====== ENTRIES PROVIDED ======

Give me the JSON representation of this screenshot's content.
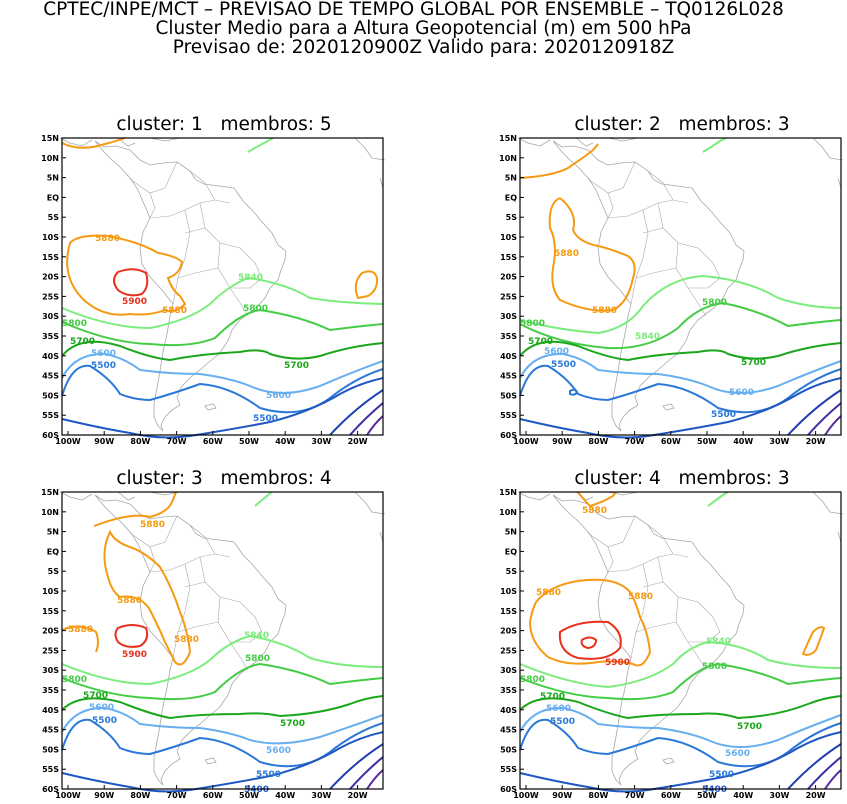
{
  "header": {
    "line1": "CPTEC/INPE/MCT – PREVISAO DE TEMPO GLOBAL POR ENSEMBLE – TQ0126L028",
    "line2": "Cluster Medio para a Altura Geopotencial (m) em 500 hPa",
    "line3": "Previsao de: 2020120900Z   Valido para: 2020120918Z"
  },
  "axes": {
    "lat_labels": [
      "15N",
      "10N",
      "5N",
      "EQ",
      "5S",
      "10S",
      "15S",
      "20S",
      "25S",
      "30S",
      "35S",
      "40S",
      "45S",
      "50S",
      "55S",
      "60S"
    ],
    "lon_labels": [
      "100W",
      "90W",
      "80W",
      "70W",
      "60W",
      "50W",
      "40W",
      "30W",
      "20W"
    ]
  },
  "colors": {
    "c5900": "#e8301c",
    "c5880": "#f59a12",
    "c5840": "#7ced7c",
    "c5800": "#44cc44",
    "c5700": "#1aa61a",
    "c5600": "#68aff0",
    "c5500": "#2a78d8",
    "c5400": "#1f57c2",
    "c5300": "#1f3fb0",
    "c5200": "#3a2fa8",
    "c5100": "#5a2a9e",
    "coast": "#a8a8a8"
  },
  "panels": [
    {
      "title": "cluster: 1   membros: 5",
      "labels": [
        "5900",
        "5880",
        "5880",
        "5840",
        "5800",
        "5800",
        "5700",
        "5700",
        "5600",
        "5600",
        "5500",
        "5500"
      ]
    },
    {
      "title": "cluster: 2   membros: 3",
      "labels": [
        "5880",
        "5880",
        "5840",
        "5800",
        "5800",
        "5700",
        "5700",
        "5600",
        "5600",
        "5500",
        "5500"
      ]
    },
    {
      "title": "cluster: 3   membros: 4",
      "labels": [
        "5900",
        "5880",
        "5880",
        "5880",
        "5880",
        "5840",
        "5800",
        "5800",
        "5700",
        "5700",
        "5600",
        "5600",
        "5500",
        "5500",
        "5400"
      ]
    },
    {
      "title": "cluster: 4   membros: 3",
      "labels": [
        "5900",
        "5880",
        "5880",
        "5880",
        "5840",
        "5800",
        "5800",
        "5700",
        "5700",
        "5600",
        "5600",
        "5500",
        "5500",
        "5400"
      ]
    }
  ]
}
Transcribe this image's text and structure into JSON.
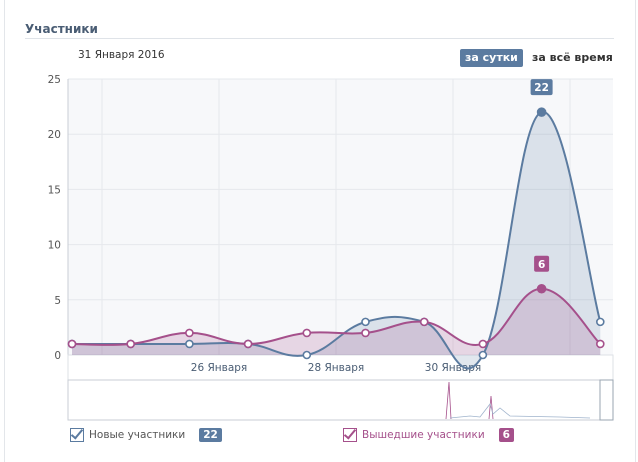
{
  "header": {
    "title": "Участники",
    "date": "31 Января 2016",
    "btn_day": "за сутки",
    "btn_all": "за всё время"
  },
  "colors": {
    "new": "#5b7ba0",
    "left": "#a5508b",
    "accent": "#5b7ba0"
  },
  "legend": [
    {
      "label": "Новые участники",
      "value": "22",
      "checked": true
    },
    {
      "label": "Вышедшие участники",
      "value": "6",
      "checked": true
    }
  ],
  "chart_data": {
    "type": "area",
    "ylim": [
      0,
      25
    ],
    "yticks": [
      "0",
      "5",
      "10",
      "15",
      "20",
      "25"
    ],
    "xticks": [
      "26 Января",
      "28 Января",
      "30 Января"
    ],
    "grid": true,
    "series": [
      {
        "name": "Новые участники",
        "values": [
          1,
          1,
          1,
          1,
          0,
          3,
          3,
          0,
          22,
          3
        ],
        "label": "22"
      },
      {
        "name": "Вышедшие участники",
        "values": [
          1,
          1,
          2,
          1,
          2,
          2,
          3,
          1,
          6,
          1
        ],
        "label": "6"
      }
    ]
  }
}
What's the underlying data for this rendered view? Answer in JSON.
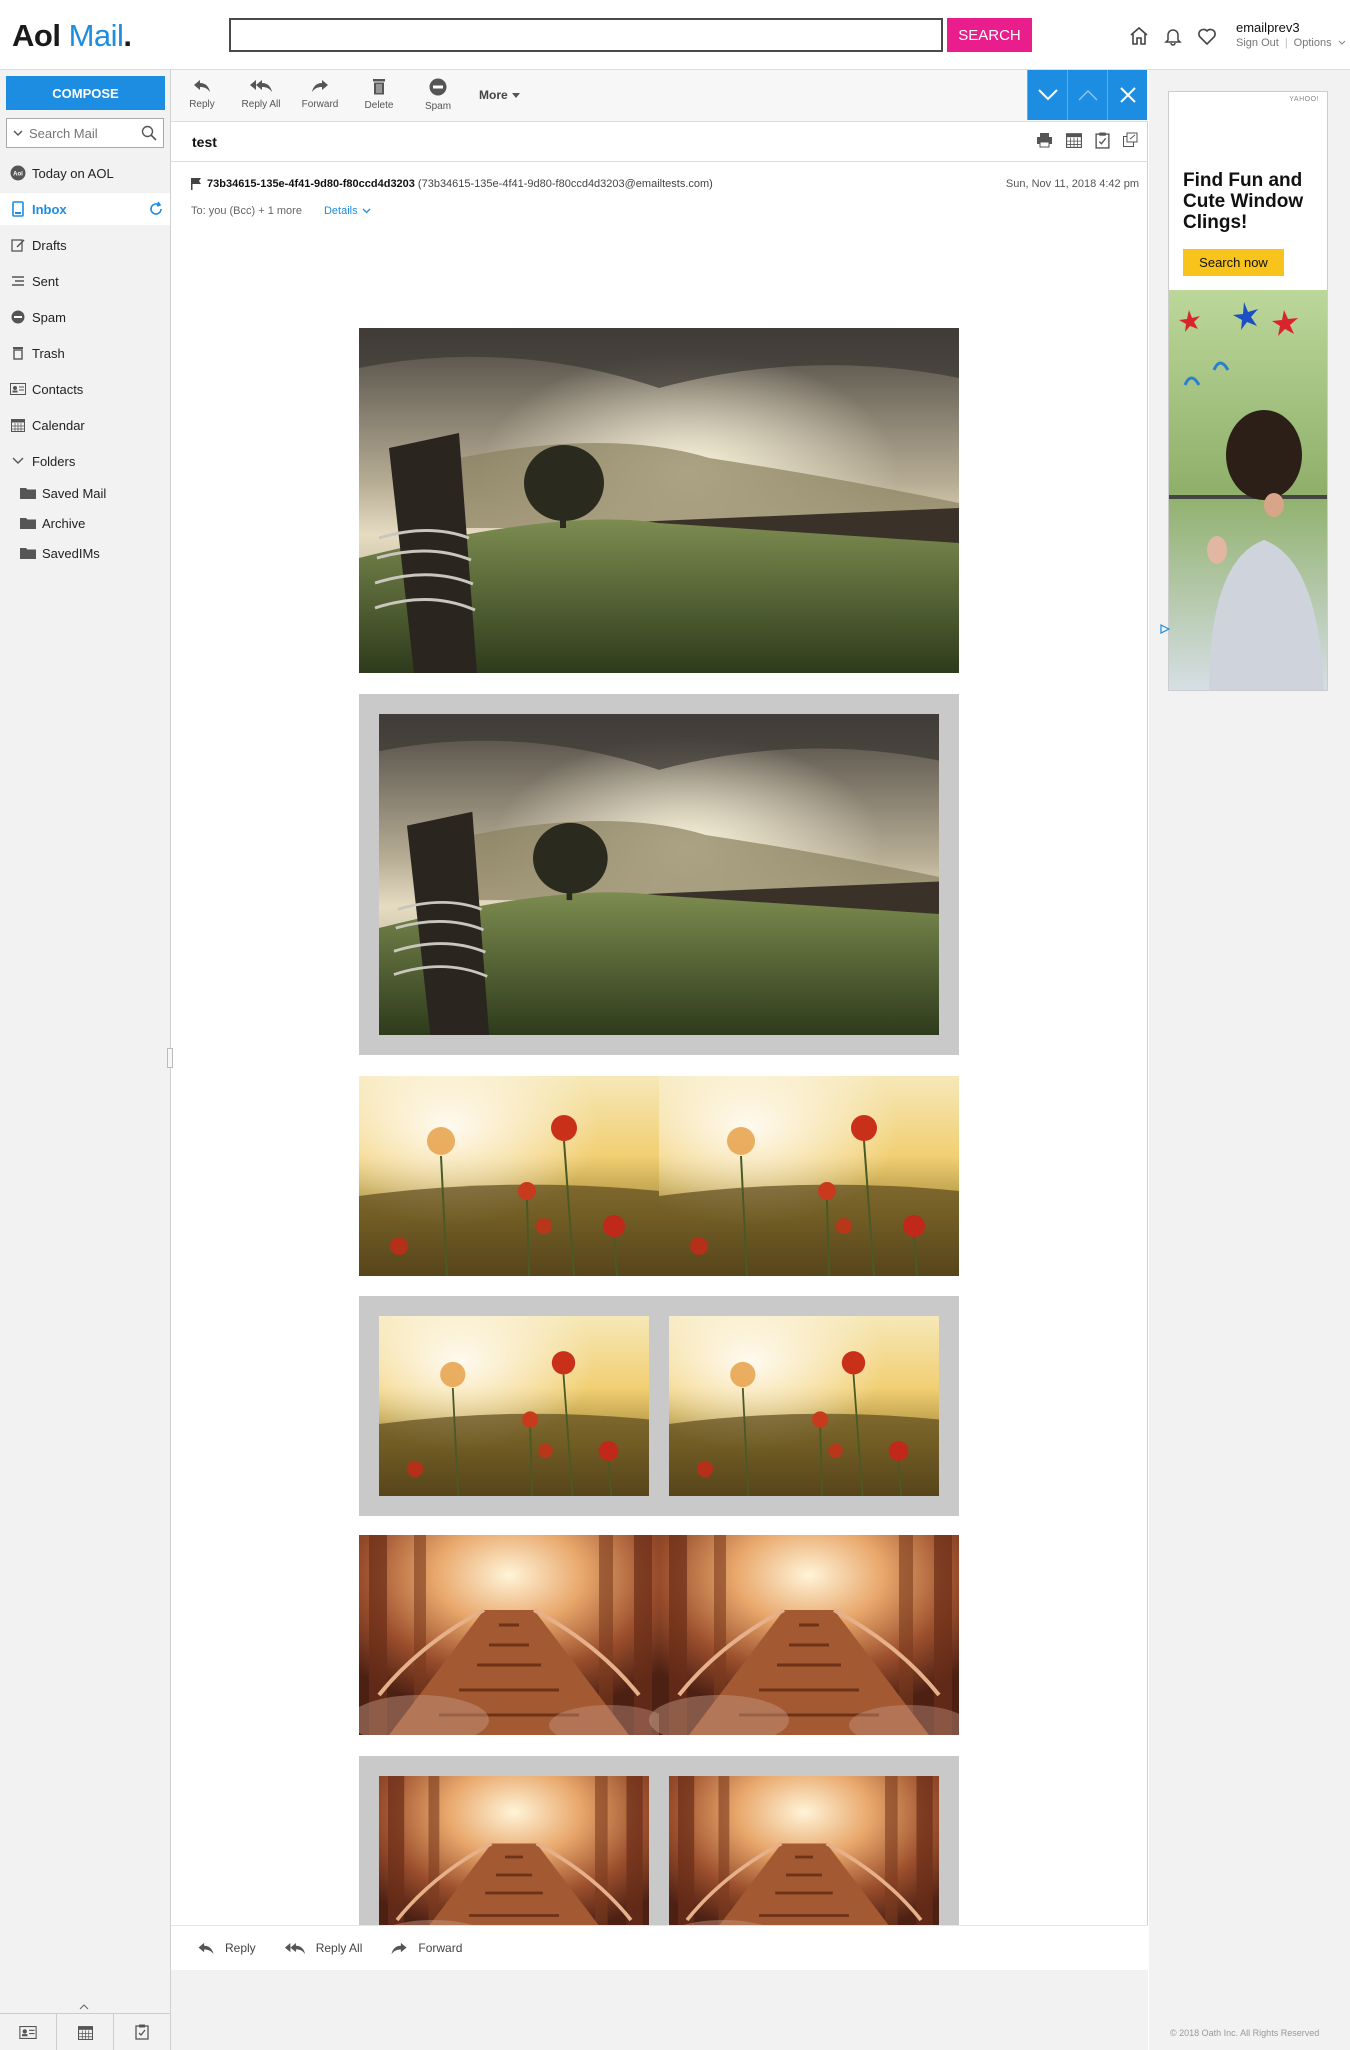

======

# PROBLEM TO WORK ON
For each line above that contains the word "title", copy that line.

# WRITTEN SOLUTION
      "title": "cluster: 1   membros: 5",
      "title": "cluster: 2   membros: 3",
      "title": "cluster: 3   membros: 4",
      "title": "cluster: 4   membros: 3",
    "title": "Участники",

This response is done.